**Supplied entries:**
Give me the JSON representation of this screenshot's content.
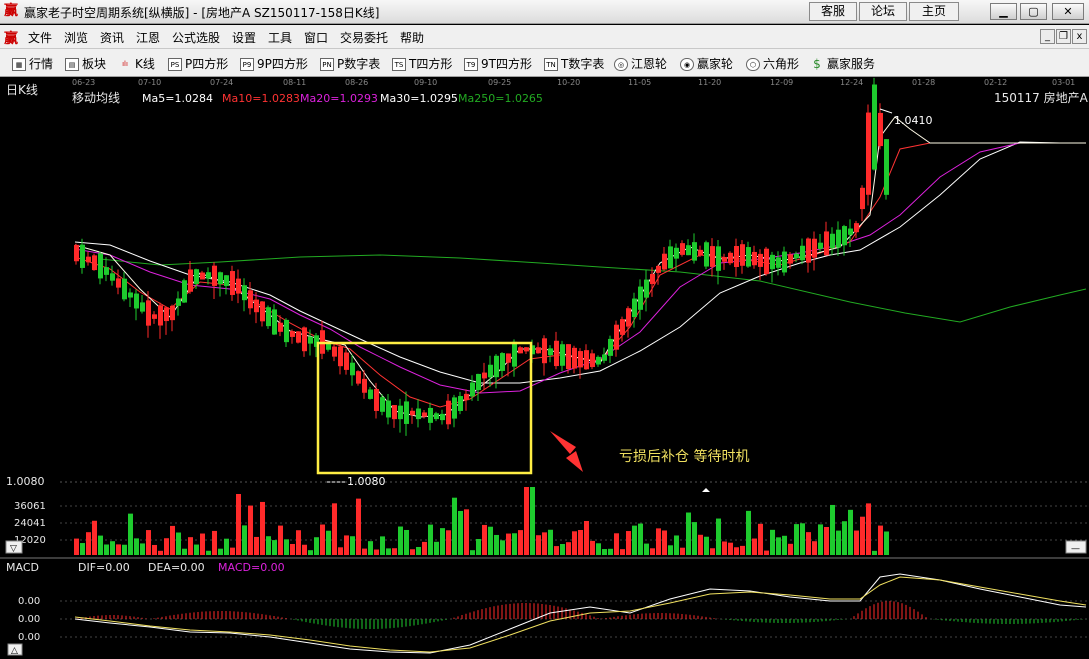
{
  "window": {
    "title": "赢家老子时空周期系统[纵横版] - [房地产A  SZ150117-158日K线]",
    "buttons": {
      "service": "客服",
      "forum": "论坛",
      "home": "主页"
    }
  },
  "menu": [
    "文件",
    "浏览",
    "资讯",
    "江恩",
    "公式选股",
    "设置",
    "工具",
    "窗口",
    "交易委托",
    "帮助"
  ],
  "toolbar": [
    {
      "label": "行情",
      "icon": "grid-icon"
    },
    {
      "label": "板块",
      "icon": "blocks-icon"
    },
    {
      "label": "K线",
      "icon": "candles-icon"
    },
    {
      "label": "P四方形",
      "icon": "PS"
    },
    {
      "label": "9P四方形",
      "icon": "P9"
    },
    {
      "label": "P数字表",
      "icon": "PN"
    },
    {
      "label": "T四方形",
      "icon": "TS"
    },
    {
      "label": "9T四方形",
      "icon": "T9"
    },
    {
      "label": "T数字表",
      "icon": "TN"
    },
    {
      "label": "江恩轮",
      "icon": "wheel-icon"
    },
    {
      "label": "赢家轮",
      "icon": "wheel-icon"
    },
    {
      "label": "六角形",
      "icon": "hexagon-icon"
    },
    {
      "label": "赢家服务",
      "icon": "dollar-icon"
    }
  ],
  "chart": {
    "period_label": "日K线",
    "indicator_name": "移动均线",
    "ma_labels": [
      "Ma5=1.0284",
      "Ma10=1.0283",
      "Ma20=1.0293",
      "Ma30=1.0295",
      "Ma250=1.0265"
    ],
    "symbol": "150117 房地产A",
    "dates": [
      "06-23",
      "07-10",
      "07-24",
      "08-11",
      "08-26",
      "09-10",
      "09-25",
      "10-20",
      "11-05",
      "11-20",
      "12-09",
      "12-24",
      "01-28",
      "02-12",
      "03-01"
    ],
    "high_label": "1.0410",
    "low_label": "1.0080",
    "price_axis_label": "1.0080",
    "annotation": "亏损后补仓 等待时机",
    "volume_ticks": [
      "36061",
      "24041",
      "12020"
    ],
    "macd_header": {
      "name": "MACD",
      "dif": "DIF=0.00",
      "dea": "DEA=0.00",
      "macd": "MACD=0.00"
    },
    "macd_ticks": [
      "0.00",
      "0.00",
      "0.00",
      "0.00"
    ],
    "colors": {
      "up": "#ff2a2a",
      "down": "#1ecb2e",
      "ma5": "#ffffff",
      "ma10": "#ff3333",
      "ma20": "#dd22dd",
      "ma30": "#ffffff",
      "ma250": "#22aa22",
      "highlight": "#ffee44",
      "annotation": "#f0e060"
    }
  }
}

**Problem description:** Each entry gets copied exactly; the pictures stay out.

**Task result:**
Give me the JSON representation of this screenshot's content.
{
  "window": {
    "title": "赢家老子时空周期系统[纵横版] - [房地产A  SZ150117-158日K线]",
    "buttons": {
      "service": "客服",
      "forum": "论坛",
      "home": "主页"
    }
  },
  "menu": [
    "文件",
    "浏览",
    "资讯",
    "江恩",
    "公式选股",
    "设置",
    "工具",
    "窗口",
    "交易委托",
    "帮助"
  ],
  "toolbar": [
    {
      "label": "行情",
      "icon": "grid-icon"
    },
    {
      "label": "板块",
      "icon": "blocks-icon"
    },
    {
      "label": "K线",
      "icon": "candles-icon"
    },
    {
      "label": "P四方形",
      "icon": "PS"
    },
    {
      "label": "9P四方形",
      "icon": "P9"
    },
    {
      "label": "P数字表",
      "icon": "PN"
    },
    {
      "label": "T四方形",
      "icon": "TS"
    },
    {
      "label": "9T四方形",
      "icon": "T9"
    },
    {
      "label": "T数字表",
      "icon": "TN"
    },
    {
      "label": "江恩轮",
      "icon": "wheel-icon"
    },
    {
      "label": "赢家轮",
      "icon": "wheel-icon"
    },
    {
      "label": "六角形",
      "icon": "hexagon-icon"
    },
    {
      "label": "赢家服务",
      "icon": "dollar-icon"
    }
  ],
  "chart": {
    "period_label": "日K线",
    "indicator_name": "移动均线",
    "ma_labels": [
      "Ma5=1.0284",
      "Ma10=1.0283",
      "Ma20=1.0293",
      "Ma30=1.0295",
      "Ma250=1.0265"
    ],
    "symbol": "150117 房地产A",
    "dates": [
      "06-23",
      "07-10",
      "07-24",
      "08-11",
      "08-26",
      "09-10",
      "09-25",
      "10-20",
      "11-05",
      "11-20",
      "12-09",
      "12-24",
      "01-28",
      "02-12",
      "03-01"
    ],
    "high_label": "1.0410",
    "low_label": "1.0080",
    "price_axis_label": "1.0080",
    "annotation": "亏损后补仓 等待时机",
    "volume_ticks": [
      "36061",
      "24041",
      "12020"
    ],
    "macd_header": {
      "name": "MACD",
      "dif": "DIF=0.00",
      "dea": "DEA=0.00",
      "macd": "MACD=0.00"
    },
    "macd_ticks": [
      "0.00",
      "0.00",
      "0.00",
      "0.00"
    ],
    "colors": {
      "up": "#ff2a2a",
      "down": "#1ecb2e",
      "ma5": "#ffffff",
      "ma10": "#ff3333",
      "ma20": "#dd22dd",
      "ma30": "#ffffff",
      "ma250": "#22aa22",
      "highlight": "#ffee44",
      "annotation": "#f0e060"
    }
  }
}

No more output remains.